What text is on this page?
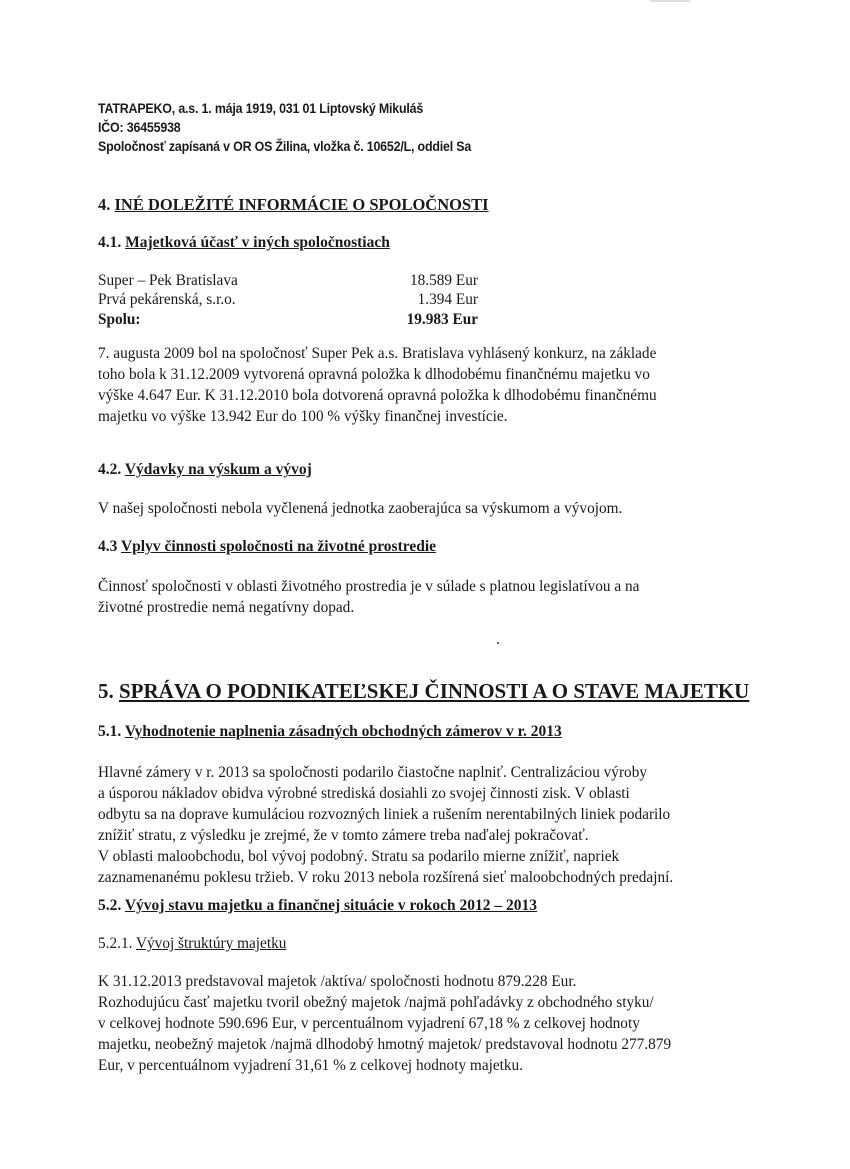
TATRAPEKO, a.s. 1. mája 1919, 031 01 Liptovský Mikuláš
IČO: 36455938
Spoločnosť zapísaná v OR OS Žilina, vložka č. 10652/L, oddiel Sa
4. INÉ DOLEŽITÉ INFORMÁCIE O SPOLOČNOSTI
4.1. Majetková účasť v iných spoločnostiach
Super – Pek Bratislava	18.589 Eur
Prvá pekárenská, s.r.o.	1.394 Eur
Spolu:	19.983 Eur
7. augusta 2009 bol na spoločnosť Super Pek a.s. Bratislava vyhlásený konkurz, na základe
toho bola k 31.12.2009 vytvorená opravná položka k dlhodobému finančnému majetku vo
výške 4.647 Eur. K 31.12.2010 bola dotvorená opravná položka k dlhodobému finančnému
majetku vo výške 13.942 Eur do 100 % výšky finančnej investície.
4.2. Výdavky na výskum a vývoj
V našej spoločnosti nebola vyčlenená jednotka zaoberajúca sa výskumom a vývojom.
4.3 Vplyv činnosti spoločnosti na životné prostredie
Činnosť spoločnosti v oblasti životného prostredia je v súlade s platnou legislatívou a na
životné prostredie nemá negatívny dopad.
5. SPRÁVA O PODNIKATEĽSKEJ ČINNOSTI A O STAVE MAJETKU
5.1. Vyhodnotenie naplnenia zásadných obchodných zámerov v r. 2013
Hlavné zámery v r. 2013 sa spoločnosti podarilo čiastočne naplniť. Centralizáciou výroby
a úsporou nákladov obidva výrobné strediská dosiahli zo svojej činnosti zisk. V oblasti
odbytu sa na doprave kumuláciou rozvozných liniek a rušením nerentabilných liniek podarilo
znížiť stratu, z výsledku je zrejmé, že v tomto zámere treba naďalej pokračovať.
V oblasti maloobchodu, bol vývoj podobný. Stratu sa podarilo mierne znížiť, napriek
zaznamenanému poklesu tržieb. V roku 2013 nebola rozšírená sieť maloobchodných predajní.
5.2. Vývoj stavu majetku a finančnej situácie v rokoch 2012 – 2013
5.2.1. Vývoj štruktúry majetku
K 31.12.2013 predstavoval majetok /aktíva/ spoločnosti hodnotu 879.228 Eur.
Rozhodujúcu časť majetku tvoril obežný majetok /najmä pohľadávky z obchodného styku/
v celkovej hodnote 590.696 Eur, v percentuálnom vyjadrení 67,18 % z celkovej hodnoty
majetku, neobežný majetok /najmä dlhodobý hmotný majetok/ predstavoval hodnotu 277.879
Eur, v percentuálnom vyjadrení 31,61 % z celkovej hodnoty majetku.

==

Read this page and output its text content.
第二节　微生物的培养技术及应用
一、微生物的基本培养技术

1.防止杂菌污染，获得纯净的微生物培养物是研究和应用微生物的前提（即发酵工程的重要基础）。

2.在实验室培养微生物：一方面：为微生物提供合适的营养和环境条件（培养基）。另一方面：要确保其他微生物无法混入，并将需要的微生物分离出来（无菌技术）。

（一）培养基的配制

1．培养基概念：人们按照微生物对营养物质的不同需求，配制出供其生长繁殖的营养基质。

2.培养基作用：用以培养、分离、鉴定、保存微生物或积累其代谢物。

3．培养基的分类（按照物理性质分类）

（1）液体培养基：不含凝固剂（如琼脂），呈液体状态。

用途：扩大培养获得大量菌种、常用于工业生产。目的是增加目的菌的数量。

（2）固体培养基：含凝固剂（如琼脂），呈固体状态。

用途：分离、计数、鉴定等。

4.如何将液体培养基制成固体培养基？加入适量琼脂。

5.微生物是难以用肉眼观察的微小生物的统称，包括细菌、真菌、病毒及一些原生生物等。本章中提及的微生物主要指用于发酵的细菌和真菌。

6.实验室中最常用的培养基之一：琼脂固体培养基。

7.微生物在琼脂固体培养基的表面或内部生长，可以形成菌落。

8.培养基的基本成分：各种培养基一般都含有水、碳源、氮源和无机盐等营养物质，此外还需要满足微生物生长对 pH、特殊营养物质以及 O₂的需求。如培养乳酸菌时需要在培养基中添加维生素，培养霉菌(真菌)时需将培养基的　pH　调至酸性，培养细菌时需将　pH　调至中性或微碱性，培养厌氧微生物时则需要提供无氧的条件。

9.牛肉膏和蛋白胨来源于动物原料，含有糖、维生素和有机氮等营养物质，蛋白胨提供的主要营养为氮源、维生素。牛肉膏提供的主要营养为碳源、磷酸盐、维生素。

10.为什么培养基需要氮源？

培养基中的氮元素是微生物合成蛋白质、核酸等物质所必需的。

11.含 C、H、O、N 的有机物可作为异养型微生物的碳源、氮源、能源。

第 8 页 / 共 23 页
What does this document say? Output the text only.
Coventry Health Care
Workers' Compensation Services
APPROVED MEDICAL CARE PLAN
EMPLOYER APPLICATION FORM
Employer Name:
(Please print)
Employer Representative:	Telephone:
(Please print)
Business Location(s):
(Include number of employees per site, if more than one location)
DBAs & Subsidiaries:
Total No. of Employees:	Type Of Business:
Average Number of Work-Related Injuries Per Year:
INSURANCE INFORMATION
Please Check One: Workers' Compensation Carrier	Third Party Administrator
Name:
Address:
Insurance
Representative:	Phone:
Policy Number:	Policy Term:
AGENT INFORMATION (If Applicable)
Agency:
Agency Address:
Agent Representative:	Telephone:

- _Work required_:
All lines above containing the string "this" are to be collected.

- _Reply_:
What text is on this page?
Read this page and output its text content.
What does this document say? Output the text only.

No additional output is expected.